WRITTEN REQUEST:
Repeat every entry in the listing below, exactly.
* Begin DATA LINES *
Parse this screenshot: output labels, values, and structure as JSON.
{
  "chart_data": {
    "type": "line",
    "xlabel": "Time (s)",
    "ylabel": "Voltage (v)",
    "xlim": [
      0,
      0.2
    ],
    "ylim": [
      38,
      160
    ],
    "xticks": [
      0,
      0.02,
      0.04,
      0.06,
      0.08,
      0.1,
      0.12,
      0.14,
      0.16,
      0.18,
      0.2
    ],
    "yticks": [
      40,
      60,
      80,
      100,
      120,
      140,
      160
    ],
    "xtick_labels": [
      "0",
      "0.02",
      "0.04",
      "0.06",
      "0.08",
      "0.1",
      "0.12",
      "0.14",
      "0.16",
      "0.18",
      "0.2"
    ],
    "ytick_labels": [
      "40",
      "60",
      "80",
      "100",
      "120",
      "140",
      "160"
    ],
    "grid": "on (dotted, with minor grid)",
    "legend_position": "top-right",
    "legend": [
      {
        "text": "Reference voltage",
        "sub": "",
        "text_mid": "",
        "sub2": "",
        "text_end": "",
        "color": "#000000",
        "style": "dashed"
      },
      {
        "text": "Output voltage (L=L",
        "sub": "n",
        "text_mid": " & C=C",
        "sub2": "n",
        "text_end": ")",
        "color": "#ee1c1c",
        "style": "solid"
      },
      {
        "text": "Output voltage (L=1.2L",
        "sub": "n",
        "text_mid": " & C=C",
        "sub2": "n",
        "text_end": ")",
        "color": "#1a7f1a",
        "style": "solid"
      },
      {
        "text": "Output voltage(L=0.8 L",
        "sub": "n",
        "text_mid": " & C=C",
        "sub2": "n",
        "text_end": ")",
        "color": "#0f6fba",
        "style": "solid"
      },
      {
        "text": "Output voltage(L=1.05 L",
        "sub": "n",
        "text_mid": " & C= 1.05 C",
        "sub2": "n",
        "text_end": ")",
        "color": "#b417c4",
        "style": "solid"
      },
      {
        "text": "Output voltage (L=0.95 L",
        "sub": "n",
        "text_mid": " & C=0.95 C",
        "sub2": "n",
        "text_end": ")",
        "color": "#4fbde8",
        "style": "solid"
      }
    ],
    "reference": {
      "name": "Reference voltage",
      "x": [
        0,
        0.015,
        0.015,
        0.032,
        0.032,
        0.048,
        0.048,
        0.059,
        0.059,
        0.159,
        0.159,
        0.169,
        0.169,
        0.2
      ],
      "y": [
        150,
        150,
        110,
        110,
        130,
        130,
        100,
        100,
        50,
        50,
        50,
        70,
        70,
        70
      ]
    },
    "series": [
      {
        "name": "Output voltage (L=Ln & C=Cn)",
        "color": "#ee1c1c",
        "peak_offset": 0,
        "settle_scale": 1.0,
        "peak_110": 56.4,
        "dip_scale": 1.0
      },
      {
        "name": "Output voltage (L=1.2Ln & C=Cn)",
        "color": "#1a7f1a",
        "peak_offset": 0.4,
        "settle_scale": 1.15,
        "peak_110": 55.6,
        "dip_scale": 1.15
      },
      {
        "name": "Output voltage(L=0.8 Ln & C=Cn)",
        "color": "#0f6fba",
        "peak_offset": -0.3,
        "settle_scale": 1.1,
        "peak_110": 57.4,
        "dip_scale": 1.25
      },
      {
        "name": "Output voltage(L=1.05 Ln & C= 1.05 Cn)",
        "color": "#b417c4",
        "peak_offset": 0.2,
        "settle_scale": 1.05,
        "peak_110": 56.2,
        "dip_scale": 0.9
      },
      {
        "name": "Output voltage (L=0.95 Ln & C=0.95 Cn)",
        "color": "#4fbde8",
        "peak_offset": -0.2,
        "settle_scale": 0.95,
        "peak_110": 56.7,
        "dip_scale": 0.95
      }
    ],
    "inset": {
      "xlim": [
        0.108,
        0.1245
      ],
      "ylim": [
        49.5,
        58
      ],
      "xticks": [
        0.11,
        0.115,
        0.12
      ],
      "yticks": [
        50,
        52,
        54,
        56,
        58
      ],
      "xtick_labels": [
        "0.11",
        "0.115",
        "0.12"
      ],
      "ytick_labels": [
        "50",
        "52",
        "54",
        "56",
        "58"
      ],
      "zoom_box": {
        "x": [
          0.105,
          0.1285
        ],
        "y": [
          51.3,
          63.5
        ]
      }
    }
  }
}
* End DATA LINES *
THE ANSWER:
Parse this screenshot: output labels, values, and structure as JSON.
{
  "chart_data": {
    "type": "line",
    "xlabel": "Time (s)",
    "ylabel": "Voltage (v)",
    "xlim": [
      0,
      0.2
    ],
    "ylim": [
      38,
      160
    ],
    "xticks": [
      0,
      0.02,
      0.04,
      0.06,
      0.08,
      0.1,
      0.12,
      0.14,
      0.16,
      0.18,
      0.2
    ],
    "yticks": [
      40,
      60,
      80,
      100,
      120,
      140,
      160
    ],
    "xtick_labels": [
      "0",
      "0.02",
      "0.04",
      "0.06",
      "0.08",
      "0.1",
      "0.12",
      "0.14",
      "0.16",
      "0.18",
      "0.2"
    ],
    "ytick_labels": [
      "40",
      "60",
      "80",
      "100",
      "120",
      "140",
      "160"
    ],
    "grid": "on (dotted, with minor grid)",
    "legend_position": "top-right",
    "legend": [
      {
        "text": "Reference voltage",
        "sub": "",
        "text_mid": "",
        "sub2": "",
        "text_end": "",
        "color": "#000000",
        "style": "dashed"
      },
      {
        "text": "Output voltage (L=L",
        "sub": "n",
        "text_mid": " & C=C",
        "sub2": "n",
        "text_end": ")",
        "color": "#ee1c1c",
        "style": "solid"
      },
      {
        "text": "Output voltage (L=1.2L",
        "sub": "n",
        "text_mid": " & C=C",
        "sub2": "n",
        "text_end": ")",
        "color": "#1a7f1a",
        "style": "solid"
      },
      {
        "text": "Output voltage(L=0.8 L",
        "sub": "n",
        "text_mid": " & C=C",
        "sub2": "n",
        "text_end": ")",
        "color": "#0f6fba",
        "style": "solid"
      },
      {
        "text": "Output voltage(L=1.05 L",
        "sub": "n",
        "text_mid": " & C= 1.05 C",
        "sub2": "n",
        "text_end": ")",
        "color": "#b417c4",
        "style": "solid"
      },
      {
        "text": "Output voltage (L=0.95 L",
        "sub": "n",
        "text_mid": " & C=0.95 C",
        "sub2": "n",
        "text_end": ")",
        "color": "#4fbde8",
        "style": "solid"
      }
    ],
    "reference": {
      "name": "Reference voltage",
      "x": [
        0,
        0.015,
        0.015,
        0.032,
        0.032,
        0.048,
        0.048,
        0.059,
        0.059,
        0.159,
        0.159,
        0.169,
        0.169,
        0.2
      ],
      "y": [
        150,
        150,
        110,
        110,
        130,
        130,
        100,
        100,
        50,
        50,
        50,
        70,
        70,
        70
      ]
    },
    "series": [
      {
        "name": "Output voltage (L=Ln & C=Cn)",
        "color": "#ee1c1c",
        "peak_offset": 0,
        "settle_scale": 1.0,
        "peak_110": 56.4,
        "dip_scale": 1.0
      },
      {
        "name": "Output voltage (L=1.2Ln & C=Cn)",
        "color": "#1a7f1a",
        "peak_offset": 0.4,
        "settle_scale": 1.15,
        "peak_110": 55.6,
        "dip_scale": 1.15
      },
      {
        "name": "Output voltage(L=0.8 Ln & C=Cn)",
        "color": "#0f6fba",
        "peak_offset": -0.3,
        "settle_scale": 1.1,
        "peak_110": 57.4,
        "dip_scale": 1.25
      },
      {
        "name": "Output voltage(L=1.05 Ln & C= 1.05 Cn)",
        "color": "#b417c4",
        "peak_offset": 0.2,
        "settle_scale": 1.05,
        "peak_110": 56.2,
        "dip_scale": 0.9
      },
      {
        "name": "Output voltage (L=0.95 Ln & C=0.95 Cn)",
        "color": "#4fbde8",
        "peak_offset": -0.2,
        "settle_scale": 0.95,
        "peak_110": 56.7,
        "dip_scale": 0.95
      }
    ],
    "inset": {
      "xlim": [
        0.108,
        0.1245
      ],
      "ylim": [
        49.5,
        58
      ],
      "xticks": [
        0.11,
        0.115,
        0.12
      ],
      "yticks": [
        50,
        52,
        54,
        56,
        58
      ],
      "xtick_labels": [
        "0.11",
        "0.115",
        "0.12"
      ],
      "ytick_labels": [
        "50",
        "52",
        "54",
        "56",
        "58"
      ],
      "zoom_box": {
        "x": [
          0.105,
          0.1285
        ],
        "y": [
          51.3,
          63.5
        ]
      }
    }
  }
}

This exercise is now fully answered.